**Problem to work on**
Without changing a character, return the entries, but not the images they hold.

**Data extract**
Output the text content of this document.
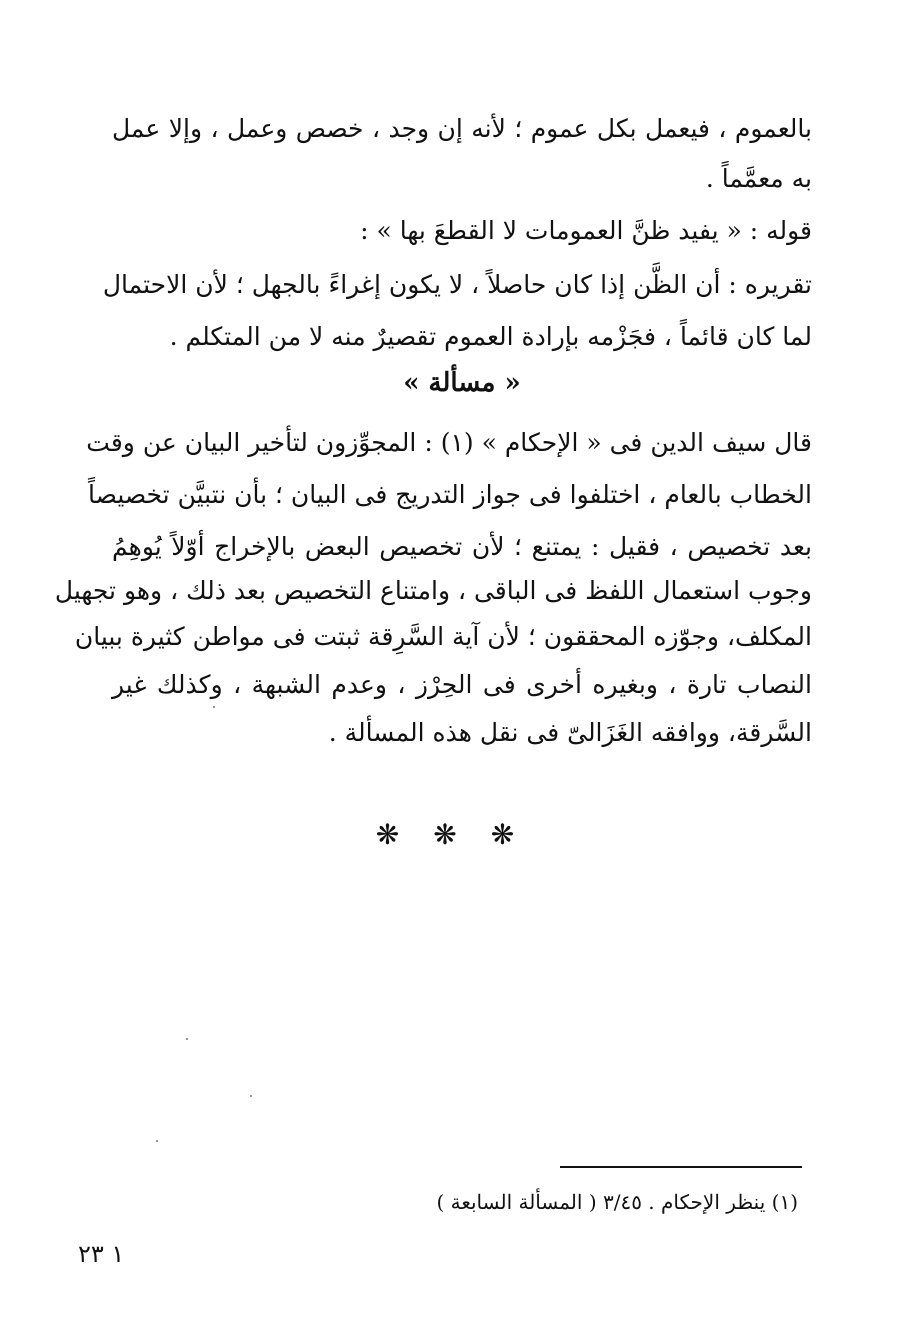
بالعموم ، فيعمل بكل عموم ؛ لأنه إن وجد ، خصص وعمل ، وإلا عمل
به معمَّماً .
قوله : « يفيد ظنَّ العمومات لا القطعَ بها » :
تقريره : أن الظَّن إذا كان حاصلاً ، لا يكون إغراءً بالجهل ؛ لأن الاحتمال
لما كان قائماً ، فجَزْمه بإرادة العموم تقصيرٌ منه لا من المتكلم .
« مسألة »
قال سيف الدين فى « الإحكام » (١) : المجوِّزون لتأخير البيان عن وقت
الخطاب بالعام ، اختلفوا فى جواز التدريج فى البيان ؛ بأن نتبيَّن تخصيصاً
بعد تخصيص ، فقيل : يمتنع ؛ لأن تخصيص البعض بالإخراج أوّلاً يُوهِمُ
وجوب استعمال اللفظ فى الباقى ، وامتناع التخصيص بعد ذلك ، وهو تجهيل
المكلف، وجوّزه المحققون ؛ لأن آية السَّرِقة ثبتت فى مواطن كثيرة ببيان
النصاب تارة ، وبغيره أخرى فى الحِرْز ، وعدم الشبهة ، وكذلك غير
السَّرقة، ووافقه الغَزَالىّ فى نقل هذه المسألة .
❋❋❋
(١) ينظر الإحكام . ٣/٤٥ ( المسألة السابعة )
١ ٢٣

**Completed task**
Output the text content of this document.
بالعموم ، فيعمل بكل عموم ؛ لأنه إن وجد ، خصص وعمل ، وإلا عمل
به معمَّماً .
قوله : « يفيد ظنَّ العمومات لا القطعَ بها » :
تقريره : أن الظَّن إذا كان حاصلاً ، لا يكون إغراءً بالجهل ؛ لأن الاحتمال
لما كان قائماً ، فجَزْمه بإرادة العموم تقصيرٌ منه لا من المتكلم .
« مسألة »
قال سيف الدين فى « الإحكام » (١) : المجوِّزون لتأخير البيان عن وقت
الخطاب بالعام ، اختلفوا فى جواز التدريج فى البيان ؛ بأن نتبيَّن تخصيصاً
بعد تخصيص ، فقيل : يمتنع ؛ لأن تخصيص البعض بالإخراج أوّلاً يُوهِمُ
وجوب استعمال اللفظ فى الباقى ، وامتناع التخصيص بعد ذلك ، وهو تجهيل
المكلف، وجوّزه المحققون ؛ لأن آية السَّرِقة ثبتت فى مواطن كثيرة ببيان
النصاب تارة ، وبغيره أخرى فى الحِرْز ، وعدم الشبهة ، وكذلك غير
السَّرقة، ووافقه الغَزَالىّ فى نقل هذه المسألة .
❋❋❋
(١) ينظر الإحكام . ٣/٤٥ ( المسألة السابعة )
١ ٢٣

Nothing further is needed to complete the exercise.